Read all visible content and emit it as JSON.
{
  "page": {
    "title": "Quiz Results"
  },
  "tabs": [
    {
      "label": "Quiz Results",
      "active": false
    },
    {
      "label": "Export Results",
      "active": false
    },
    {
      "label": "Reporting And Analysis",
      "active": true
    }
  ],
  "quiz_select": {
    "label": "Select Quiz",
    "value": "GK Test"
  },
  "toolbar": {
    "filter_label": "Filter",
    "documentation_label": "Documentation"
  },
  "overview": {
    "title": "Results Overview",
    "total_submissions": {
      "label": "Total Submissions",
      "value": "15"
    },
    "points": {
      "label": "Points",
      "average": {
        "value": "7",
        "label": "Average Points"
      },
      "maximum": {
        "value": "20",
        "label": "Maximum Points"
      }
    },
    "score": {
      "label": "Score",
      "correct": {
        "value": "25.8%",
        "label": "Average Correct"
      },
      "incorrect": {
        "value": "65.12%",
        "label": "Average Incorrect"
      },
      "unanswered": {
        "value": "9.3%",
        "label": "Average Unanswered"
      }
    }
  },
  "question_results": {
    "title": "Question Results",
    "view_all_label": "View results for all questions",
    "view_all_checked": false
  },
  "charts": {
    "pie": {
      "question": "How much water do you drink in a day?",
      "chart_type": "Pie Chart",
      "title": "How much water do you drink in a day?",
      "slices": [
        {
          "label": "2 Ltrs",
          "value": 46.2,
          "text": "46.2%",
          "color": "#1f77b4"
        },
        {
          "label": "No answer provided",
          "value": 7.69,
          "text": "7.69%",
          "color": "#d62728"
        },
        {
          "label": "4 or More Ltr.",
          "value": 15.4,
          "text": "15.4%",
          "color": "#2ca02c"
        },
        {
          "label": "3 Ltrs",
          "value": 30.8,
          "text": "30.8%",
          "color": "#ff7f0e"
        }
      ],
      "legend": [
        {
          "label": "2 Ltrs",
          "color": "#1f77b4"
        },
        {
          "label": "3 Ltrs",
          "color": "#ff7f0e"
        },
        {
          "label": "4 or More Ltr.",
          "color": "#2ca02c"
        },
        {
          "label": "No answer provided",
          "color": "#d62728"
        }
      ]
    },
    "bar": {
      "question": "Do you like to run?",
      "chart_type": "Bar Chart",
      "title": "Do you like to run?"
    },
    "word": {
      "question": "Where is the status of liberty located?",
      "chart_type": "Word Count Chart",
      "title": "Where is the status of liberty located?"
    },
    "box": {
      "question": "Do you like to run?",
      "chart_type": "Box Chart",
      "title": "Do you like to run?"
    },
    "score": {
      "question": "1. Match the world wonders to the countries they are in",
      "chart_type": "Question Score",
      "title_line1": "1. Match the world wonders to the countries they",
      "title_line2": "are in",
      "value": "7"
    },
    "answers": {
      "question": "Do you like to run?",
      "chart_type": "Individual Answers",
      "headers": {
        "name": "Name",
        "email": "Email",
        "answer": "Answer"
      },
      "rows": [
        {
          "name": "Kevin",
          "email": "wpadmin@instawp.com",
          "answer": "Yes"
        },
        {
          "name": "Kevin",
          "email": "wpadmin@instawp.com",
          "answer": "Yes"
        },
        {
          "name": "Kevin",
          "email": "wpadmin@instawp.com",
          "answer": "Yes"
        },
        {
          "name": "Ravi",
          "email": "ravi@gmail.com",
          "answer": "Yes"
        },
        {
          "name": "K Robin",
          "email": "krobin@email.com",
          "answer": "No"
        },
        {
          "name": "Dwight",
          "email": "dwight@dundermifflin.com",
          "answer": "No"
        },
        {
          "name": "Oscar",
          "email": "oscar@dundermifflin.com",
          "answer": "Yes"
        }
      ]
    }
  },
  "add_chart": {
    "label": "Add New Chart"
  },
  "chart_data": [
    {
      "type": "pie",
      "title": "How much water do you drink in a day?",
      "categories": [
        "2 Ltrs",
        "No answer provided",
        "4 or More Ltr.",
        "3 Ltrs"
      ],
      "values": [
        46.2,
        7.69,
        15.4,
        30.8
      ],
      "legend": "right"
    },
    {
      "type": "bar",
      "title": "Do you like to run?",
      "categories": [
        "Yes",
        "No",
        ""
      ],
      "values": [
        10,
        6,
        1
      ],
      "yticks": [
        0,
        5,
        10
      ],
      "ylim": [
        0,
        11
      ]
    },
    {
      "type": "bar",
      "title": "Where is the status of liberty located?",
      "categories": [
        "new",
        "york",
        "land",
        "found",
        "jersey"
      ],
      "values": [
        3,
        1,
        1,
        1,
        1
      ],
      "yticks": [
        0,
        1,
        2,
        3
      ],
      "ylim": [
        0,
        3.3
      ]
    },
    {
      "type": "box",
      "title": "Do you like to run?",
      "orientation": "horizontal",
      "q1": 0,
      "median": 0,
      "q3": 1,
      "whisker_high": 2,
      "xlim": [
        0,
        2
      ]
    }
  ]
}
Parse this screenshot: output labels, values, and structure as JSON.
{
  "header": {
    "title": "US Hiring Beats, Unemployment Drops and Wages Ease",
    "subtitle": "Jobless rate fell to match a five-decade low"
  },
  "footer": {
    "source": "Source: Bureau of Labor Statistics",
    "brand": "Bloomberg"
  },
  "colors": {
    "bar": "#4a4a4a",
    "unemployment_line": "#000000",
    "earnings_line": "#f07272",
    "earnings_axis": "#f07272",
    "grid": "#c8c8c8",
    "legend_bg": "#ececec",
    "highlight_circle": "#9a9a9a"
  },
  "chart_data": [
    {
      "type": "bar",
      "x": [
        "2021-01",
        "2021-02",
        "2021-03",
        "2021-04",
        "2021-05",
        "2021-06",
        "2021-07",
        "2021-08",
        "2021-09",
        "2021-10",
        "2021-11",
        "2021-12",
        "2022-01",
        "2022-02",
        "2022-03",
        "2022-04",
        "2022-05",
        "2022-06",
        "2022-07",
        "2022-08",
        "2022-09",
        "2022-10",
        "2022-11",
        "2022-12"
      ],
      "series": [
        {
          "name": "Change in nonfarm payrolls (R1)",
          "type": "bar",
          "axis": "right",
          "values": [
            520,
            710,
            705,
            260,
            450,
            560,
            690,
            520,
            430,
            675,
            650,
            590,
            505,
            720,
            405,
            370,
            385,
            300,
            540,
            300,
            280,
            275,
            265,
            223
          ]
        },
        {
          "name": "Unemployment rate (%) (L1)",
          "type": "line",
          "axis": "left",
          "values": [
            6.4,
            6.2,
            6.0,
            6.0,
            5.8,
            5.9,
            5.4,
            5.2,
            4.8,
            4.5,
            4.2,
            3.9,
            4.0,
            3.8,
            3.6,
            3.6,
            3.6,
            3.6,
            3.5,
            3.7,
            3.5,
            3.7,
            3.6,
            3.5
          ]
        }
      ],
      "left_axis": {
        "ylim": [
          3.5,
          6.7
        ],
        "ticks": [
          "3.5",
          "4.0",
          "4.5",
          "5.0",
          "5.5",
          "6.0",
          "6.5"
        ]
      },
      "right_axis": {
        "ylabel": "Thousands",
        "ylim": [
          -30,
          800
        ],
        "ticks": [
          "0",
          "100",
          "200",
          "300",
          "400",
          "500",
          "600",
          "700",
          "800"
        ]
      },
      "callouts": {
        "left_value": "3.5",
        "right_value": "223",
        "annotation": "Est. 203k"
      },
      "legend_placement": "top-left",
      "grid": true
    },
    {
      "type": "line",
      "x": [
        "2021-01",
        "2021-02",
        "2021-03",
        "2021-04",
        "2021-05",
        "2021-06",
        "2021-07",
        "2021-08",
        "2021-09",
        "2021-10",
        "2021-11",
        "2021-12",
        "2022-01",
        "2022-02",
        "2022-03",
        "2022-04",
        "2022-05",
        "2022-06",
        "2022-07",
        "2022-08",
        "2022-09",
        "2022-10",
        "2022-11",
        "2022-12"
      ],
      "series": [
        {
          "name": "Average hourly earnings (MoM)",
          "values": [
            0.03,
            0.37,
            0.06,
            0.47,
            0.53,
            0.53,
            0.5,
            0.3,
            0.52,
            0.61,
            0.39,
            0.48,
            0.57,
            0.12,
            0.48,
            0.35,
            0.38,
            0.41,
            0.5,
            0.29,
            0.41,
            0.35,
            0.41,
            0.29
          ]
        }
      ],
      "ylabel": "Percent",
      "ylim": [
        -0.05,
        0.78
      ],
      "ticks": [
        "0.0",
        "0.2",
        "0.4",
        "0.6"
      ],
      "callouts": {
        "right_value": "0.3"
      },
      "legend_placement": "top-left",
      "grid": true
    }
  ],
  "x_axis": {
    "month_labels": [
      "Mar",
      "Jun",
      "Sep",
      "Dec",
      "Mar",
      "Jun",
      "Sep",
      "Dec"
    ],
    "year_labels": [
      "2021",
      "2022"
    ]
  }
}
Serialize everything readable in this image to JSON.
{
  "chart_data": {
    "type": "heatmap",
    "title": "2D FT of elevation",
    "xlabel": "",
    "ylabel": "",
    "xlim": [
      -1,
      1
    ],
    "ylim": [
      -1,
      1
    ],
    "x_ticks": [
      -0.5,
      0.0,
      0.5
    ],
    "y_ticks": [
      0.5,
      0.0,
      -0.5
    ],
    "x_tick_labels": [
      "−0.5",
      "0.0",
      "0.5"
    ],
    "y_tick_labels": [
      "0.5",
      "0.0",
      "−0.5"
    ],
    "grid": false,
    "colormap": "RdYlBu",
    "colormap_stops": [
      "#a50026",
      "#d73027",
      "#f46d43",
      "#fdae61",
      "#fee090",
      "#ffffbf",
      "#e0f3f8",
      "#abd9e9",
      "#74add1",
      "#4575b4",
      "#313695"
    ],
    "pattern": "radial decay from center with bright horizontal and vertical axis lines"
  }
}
####
= EXERCISE =
Above are several records. Count the lines among them that contain "liberty" and give only the total.

= RESPONSE BELOW =
3